◆ Problem to solve: Every line that holds the string "standing" is to be identified and copied.

A block of data:
»»

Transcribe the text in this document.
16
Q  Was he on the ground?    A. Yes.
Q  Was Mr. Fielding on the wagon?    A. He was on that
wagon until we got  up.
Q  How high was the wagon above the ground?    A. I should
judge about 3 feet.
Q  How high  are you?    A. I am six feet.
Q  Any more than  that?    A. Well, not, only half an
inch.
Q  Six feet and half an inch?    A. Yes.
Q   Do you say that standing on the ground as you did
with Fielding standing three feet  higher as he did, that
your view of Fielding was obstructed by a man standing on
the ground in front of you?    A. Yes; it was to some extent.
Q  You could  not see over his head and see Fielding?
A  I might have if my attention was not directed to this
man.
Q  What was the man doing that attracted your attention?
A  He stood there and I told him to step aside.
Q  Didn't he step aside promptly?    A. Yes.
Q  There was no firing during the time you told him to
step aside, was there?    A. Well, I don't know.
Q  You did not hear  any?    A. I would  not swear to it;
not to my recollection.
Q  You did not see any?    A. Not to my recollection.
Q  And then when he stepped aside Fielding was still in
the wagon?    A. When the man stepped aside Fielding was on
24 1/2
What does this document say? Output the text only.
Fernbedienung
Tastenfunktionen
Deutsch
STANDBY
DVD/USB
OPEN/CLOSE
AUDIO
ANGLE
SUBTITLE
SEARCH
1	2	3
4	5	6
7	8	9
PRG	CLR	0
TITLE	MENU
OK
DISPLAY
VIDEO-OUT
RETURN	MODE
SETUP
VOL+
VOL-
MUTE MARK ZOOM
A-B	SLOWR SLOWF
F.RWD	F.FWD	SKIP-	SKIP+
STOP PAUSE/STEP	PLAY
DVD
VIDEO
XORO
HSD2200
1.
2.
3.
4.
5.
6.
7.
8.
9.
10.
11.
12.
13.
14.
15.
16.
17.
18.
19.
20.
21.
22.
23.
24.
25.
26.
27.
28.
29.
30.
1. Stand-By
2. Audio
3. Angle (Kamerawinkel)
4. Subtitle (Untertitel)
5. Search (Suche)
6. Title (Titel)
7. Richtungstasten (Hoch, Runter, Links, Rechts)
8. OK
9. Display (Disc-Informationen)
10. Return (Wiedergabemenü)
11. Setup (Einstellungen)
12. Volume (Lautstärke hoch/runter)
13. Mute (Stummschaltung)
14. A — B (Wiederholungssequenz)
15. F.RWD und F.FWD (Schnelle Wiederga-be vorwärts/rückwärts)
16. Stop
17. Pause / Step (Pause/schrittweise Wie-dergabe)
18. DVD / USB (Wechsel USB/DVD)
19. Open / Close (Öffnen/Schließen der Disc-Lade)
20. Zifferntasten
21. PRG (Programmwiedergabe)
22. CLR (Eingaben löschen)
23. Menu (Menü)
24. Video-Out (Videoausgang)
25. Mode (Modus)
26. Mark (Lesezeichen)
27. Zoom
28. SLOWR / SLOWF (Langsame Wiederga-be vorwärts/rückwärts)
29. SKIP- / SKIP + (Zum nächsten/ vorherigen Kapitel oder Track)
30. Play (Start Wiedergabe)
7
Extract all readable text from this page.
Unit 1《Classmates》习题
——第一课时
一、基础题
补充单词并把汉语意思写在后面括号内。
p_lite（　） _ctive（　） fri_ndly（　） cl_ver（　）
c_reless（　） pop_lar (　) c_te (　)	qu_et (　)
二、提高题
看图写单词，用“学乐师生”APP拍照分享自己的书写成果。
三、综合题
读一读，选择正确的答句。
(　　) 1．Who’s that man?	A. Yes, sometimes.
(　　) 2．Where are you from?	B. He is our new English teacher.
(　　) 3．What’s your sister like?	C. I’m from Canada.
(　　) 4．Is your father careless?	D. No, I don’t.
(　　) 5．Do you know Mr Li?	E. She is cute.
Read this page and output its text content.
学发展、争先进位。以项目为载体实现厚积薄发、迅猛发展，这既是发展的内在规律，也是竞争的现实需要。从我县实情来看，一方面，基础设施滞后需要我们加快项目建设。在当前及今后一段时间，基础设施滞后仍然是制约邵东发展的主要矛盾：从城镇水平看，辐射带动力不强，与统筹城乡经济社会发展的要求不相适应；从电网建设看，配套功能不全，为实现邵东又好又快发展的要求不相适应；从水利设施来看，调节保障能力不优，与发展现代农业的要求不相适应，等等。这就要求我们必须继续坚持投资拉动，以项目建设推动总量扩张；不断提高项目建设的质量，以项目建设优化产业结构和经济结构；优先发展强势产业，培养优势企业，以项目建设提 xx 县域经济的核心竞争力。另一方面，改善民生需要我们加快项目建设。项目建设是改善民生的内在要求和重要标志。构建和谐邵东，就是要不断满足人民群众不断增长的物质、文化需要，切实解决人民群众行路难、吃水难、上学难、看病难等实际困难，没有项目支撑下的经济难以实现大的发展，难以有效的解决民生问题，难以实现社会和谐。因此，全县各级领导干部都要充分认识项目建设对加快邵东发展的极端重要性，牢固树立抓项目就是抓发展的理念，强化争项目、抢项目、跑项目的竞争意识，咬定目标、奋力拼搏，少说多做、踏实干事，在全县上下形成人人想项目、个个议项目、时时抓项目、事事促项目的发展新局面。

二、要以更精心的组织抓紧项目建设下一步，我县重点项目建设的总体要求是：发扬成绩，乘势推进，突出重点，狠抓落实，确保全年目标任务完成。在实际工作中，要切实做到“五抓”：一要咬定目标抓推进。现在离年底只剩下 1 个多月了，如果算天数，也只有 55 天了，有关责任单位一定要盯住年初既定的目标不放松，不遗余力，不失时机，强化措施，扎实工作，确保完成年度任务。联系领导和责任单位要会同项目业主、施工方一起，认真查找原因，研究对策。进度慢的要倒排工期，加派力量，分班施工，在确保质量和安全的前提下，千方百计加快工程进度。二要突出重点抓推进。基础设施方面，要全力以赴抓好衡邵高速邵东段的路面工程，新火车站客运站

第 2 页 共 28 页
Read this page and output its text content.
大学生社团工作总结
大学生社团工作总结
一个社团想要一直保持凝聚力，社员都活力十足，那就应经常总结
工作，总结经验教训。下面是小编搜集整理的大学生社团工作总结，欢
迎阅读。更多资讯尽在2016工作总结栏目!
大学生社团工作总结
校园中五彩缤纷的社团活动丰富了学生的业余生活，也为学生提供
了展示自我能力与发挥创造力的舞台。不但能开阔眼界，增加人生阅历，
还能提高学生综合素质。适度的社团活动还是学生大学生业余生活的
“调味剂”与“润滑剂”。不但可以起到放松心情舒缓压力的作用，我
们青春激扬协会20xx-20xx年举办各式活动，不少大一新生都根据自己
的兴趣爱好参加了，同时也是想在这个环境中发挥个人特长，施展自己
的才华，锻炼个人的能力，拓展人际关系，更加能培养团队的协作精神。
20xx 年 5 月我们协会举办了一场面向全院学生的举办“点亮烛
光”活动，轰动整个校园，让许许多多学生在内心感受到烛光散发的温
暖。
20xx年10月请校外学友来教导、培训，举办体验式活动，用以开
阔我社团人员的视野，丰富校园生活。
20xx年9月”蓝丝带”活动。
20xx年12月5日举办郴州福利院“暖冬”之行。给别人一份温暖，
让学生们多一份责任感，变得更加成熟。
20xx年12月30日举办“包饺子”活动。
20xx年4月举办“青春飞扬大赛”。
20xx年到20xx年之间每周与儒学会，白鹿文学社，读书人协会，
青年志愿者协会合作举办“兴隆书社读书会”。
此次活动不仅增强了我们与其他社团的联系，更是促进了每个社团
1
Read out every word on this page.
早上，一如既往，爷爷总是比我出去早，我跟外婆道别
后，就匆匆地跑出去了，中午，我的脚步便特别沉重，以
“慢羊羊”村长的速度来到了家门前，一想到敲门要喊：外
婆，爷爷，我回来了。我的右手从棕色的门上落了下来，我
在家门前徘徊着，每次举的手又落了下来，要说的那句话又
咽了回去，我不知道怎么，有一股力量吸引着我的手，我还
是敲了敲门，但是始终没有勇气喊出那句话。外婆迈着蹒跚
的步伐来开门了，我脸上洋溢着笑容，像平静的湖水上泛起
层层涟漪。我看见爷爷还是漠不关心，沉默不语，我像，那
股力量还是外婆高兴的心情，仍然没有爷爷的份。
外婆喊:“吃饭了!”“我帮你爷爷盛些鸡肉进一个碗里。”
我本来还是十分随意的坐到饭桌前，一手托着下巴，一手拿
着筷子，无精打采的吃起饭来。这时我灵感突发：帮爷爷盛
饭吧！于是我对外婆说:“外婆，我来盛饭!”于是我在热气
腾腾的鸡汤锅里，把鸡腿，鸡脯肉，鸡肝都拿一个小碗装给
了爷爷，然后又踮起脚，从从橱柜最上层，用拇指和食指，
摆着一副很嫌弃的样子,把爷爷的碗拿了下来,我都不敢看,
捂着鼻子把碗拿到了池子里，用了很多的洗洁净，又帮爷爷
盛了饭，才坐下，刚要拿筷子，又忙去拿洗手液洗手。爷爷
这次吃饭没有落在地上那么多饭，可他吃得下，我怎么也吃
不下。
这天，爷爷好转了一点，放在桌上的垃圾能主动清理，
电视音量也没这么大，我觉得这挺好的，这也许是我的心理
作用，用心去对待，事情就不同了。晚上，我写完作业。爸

««

◆ Task answer:
Q   Do you say that standing on the ground as you did
with Fielding standing three feet  higher as he did, that
your view of Fielding was obstructed by a man standing on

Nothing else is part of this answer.